* [WHAT YOU HAVE TO DO]:
Tally each line where the word "Communication" occurs, then give only the total.
* START EXERCISE INPUTS *
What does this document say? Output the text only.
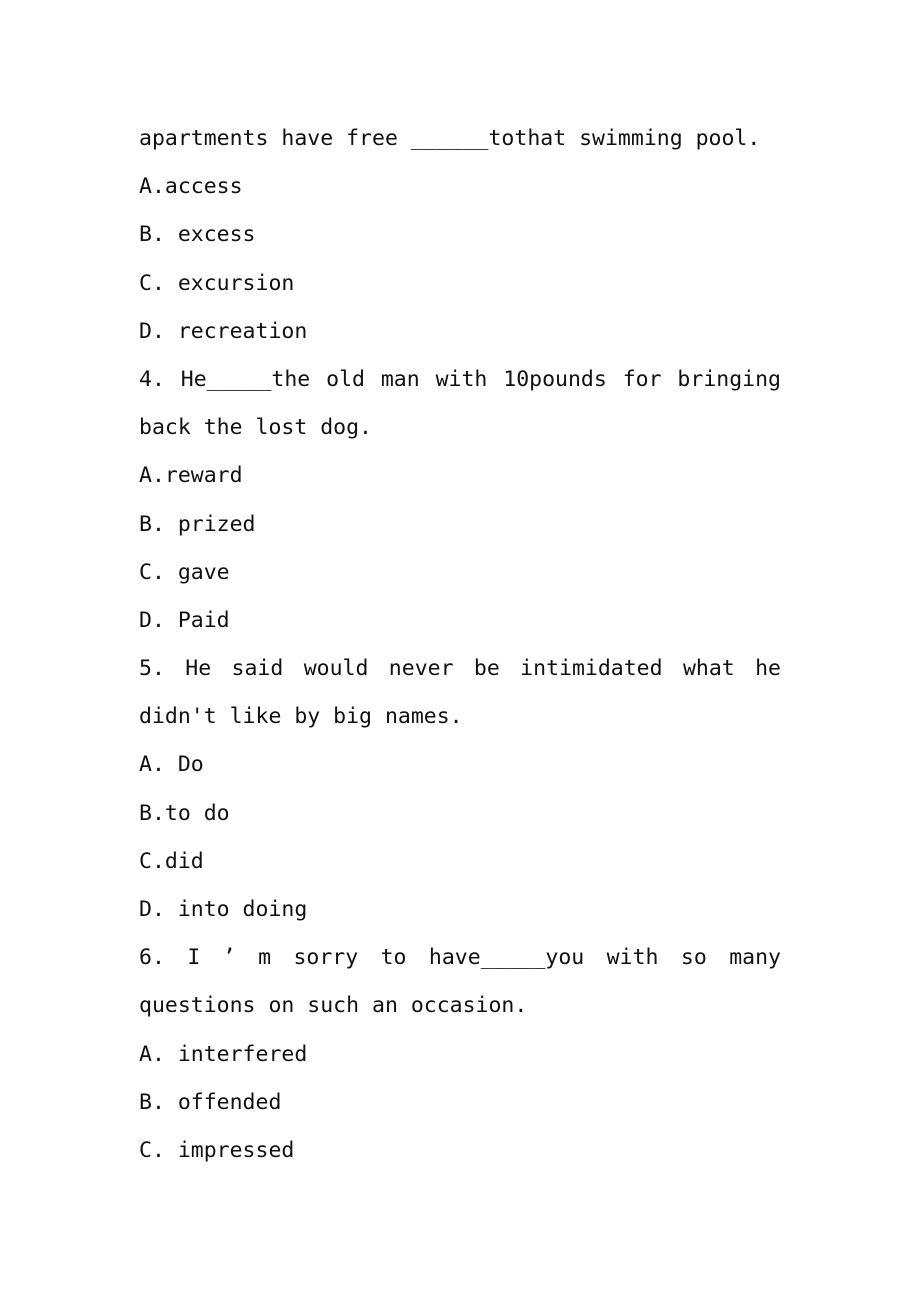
apartments have free ______tothat swimming pool.
A.access
B. excess
C. excursion
D. recreation
4. He_____the old man with 10pounds for bringing
back the lost dog.
A.reward
B. prized
C. gave
D. Paid
5. He said would never be intimidated what he
didn't like by big names.
A. Do
B.to do
C.did
D. into doing
6. I ’ m sorry to have_____you with so many
questions on such an occasion.
A. interfered
B. offended
C. impressed
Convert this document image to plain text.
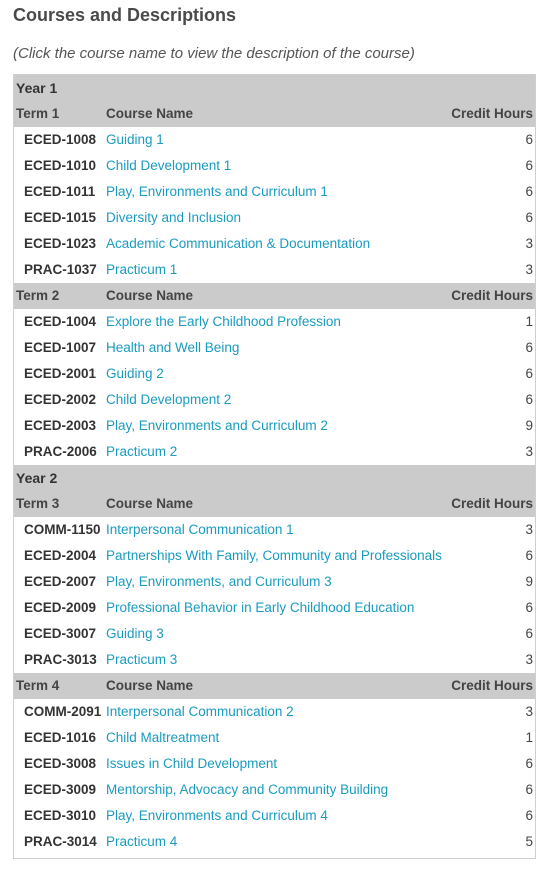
Courses and Descriptions

(Click the course name to view the description of the course)

Year 1
Term 1	Course Name	Credit Hours
ECED-1008 Guiding 1	6
ECED-1010 Child Development 1	6
ECED-1011 Play, Environments and Curriculum 1	6
ECED-1015 Diversity and Inclusion	6
ECED-1023 Academic Communication & Documentation	3
PRAC-1037 Practicum 1	3
Term 2	Course Name	Credit Hours
ECED-1004 Explore the Early Childhood Profession	1
ECED-1007 Health and Well Being	6
ECED-2001 Guiding 2	6
ECED-2002 Child Development 2	6
ECED-2003 Play, Environments and Curriculum 2	9
PRAC-2006 Practicum 2	3
Year 2
Term 3	Course Name	Credit Hours
COMM-1150 Interpersonal Communication 1	3
ECED-2004 Partnerships With Family, Community and Professionals	6
ECED-2007 Play, Environments, and Curriculum 3	9
ECED-2009 Professional Behavior in Early Childhood Education	6
ECED-3007 Guiding 3	6
PRAC-3013 Practicum 3	3
Term 4	Course Name	Credit Hours
COMM-2091 Interpersonal Communication 2	3
ECED-1016 Child Maltreatment	1
ECED-3008 Issues in Child Development	6
ECED-3009 Mentorship, Advocacy and Community Building	6
ECED-3010 Play, Environments and Curriculum 4	6
PRAC-3014 Practicum 4	5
* END EXERCISE INPUTS *
* [ANSWER TO THIS PROBLEM]:
3